**WHAT THE TASK REQUIRES:** Render every line of the records as a numbered list, with blank lines omitted. Leave the pictures out of your answer.

___ DATA FOR THE TASK

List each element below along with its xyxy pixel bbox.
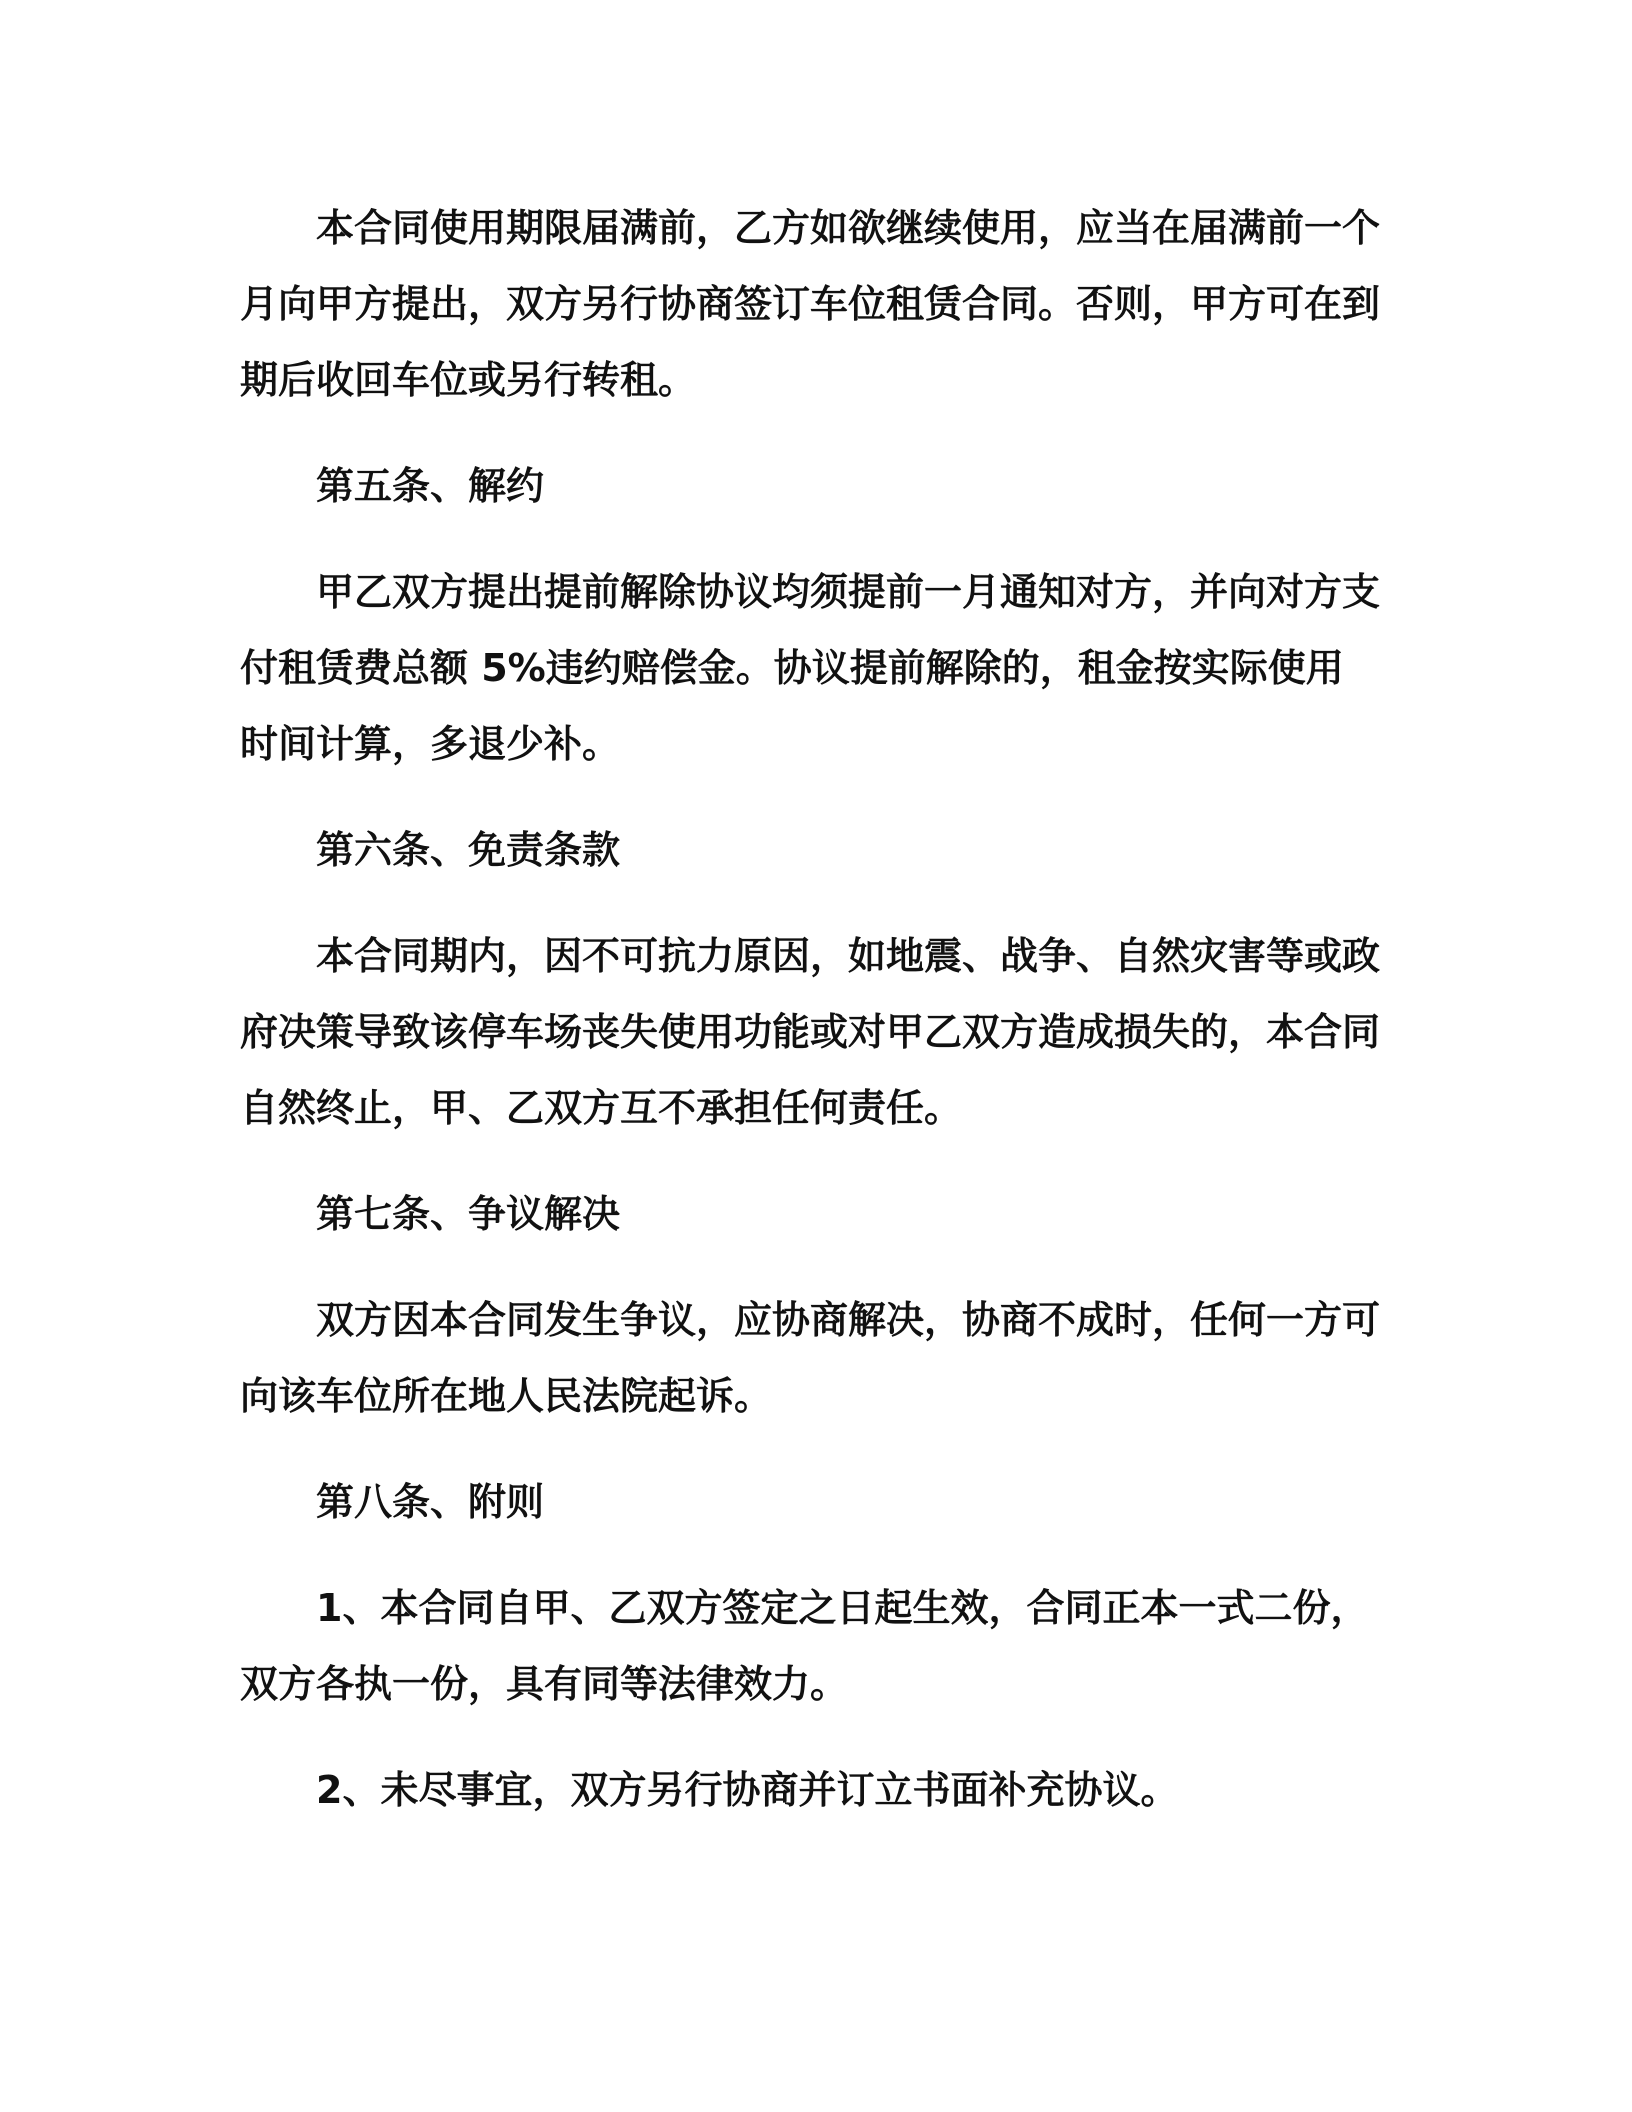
article-7-body: 双方因本合同发生争议，应协商解决，协商不成时，任何一方可向该车位所在地人民法院起诉。	[240, 1298, 1381, 1418]
article-8-item-1: 1、本合同自甲、乙双方签定之日起生效，合同正本一式二份，双方各执一份，具有同等法律效力。	[240, 1586, 1369, 1706]
paragraph-renewal: 本合同使用期限届满前，乙方如欲继续使用，应当在届满前一个月向甲方提出，双方另行协商签订车位租赁合同。否则，甲方可在到期后收回车位或另行转租。	[240, 206, 1381, 402]
article-5-body: 甲乙双方提出提前解除协议均须提前一月通知对方，并向对方支付租赁费总额 5%违约赔偿金。协议提前解除的，租金按实际使用时间计算，多退少补。	[240, 570, 1381, 766]
document-body	[240, 190, 1380, 1828]
article-7-heading: 第七条、争议解决	[316, 1192, 621, 1236]
article-8-heading: 第八条、附则	[316, 1480, 545, 1524]
article-5-heading: 第五条、解约	[316, 464, 545, 508]
article-6-body: 本合同期内，因不可抗力原因，如地震、战争、自然灾害等或政府决策导致该停车场丧失使用功能或对甲乙双方造成损失的，本合同自然终止，甲、乙双方互不承担任何责任。	[240, 934, 1381, 1130]
article-6-heading: 第六条、免责条款	[316, 828, 621, 872]
article-8-item-2: 2、未尽事宜，双方另行协商并订立书面补充协议。	[316, 1768, 1179, 1812]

______

**RESPONSE TO THIS EXERCISE:**
1. List each element below along with its xyxy pixel bbox.
2. article-7-body: 双方因本合同发生争议，应协商解决，协商不成时，任何一方可向该车位所在地人民法院起诉。	[240, 1298, 1381, 1418]
3. article-8-item-1: 1、本合同自甲、乙双方签定之日起生效，合同正本一式二份，双方各执一份，具有同等法律效力。	[240, 1586, 1369, 1706]
4. paragraph-renewal: 本合同使用期限届满前，乙方如欲继续使用，应当在届满前一个月向甲方提出，双方另行协商签订车位租赁合同。否则，甲方可在到期后收回车位或另行转租。	[240, 206, 1381, 402]
5. article-5-body: 甲乙双方提出提前解除协议均须提前一月通知对方，并向对方支付租赁费总额 5%违约赔偿金。协议提前解除的，租金按实际使用时间计算，多退少补。	[240, 570, 1381, 766]
6. document-body	[240, 190, 1380, 1828]
7. article-7-heading: 第七条、争议解决	[316, 1192, 621, 1236]
8. article-8-heading: 第八条、附则	[316, 1480, 545, 1524]
9. article-5-heading: 第五条、解约	[316, 464, 545, 508]
10. article-6-body: 本合同期内，因不可抗力原因，如地震、战争、自然灾害等或政府决策导致该停车场丧失使用功能或对甲乙双方造成损失的，本合同自然终止，甲、乙双方互不承担任何责任。	[240, 934, 1381, 1130]
11. article-6-heading: 第六条、免责条款	[316, 828, 621, 872]
12. article-8-item-2: 2、未尽事宜，双方另行协商并订立书面补充协议。	[316, 1768, 1179, 1812]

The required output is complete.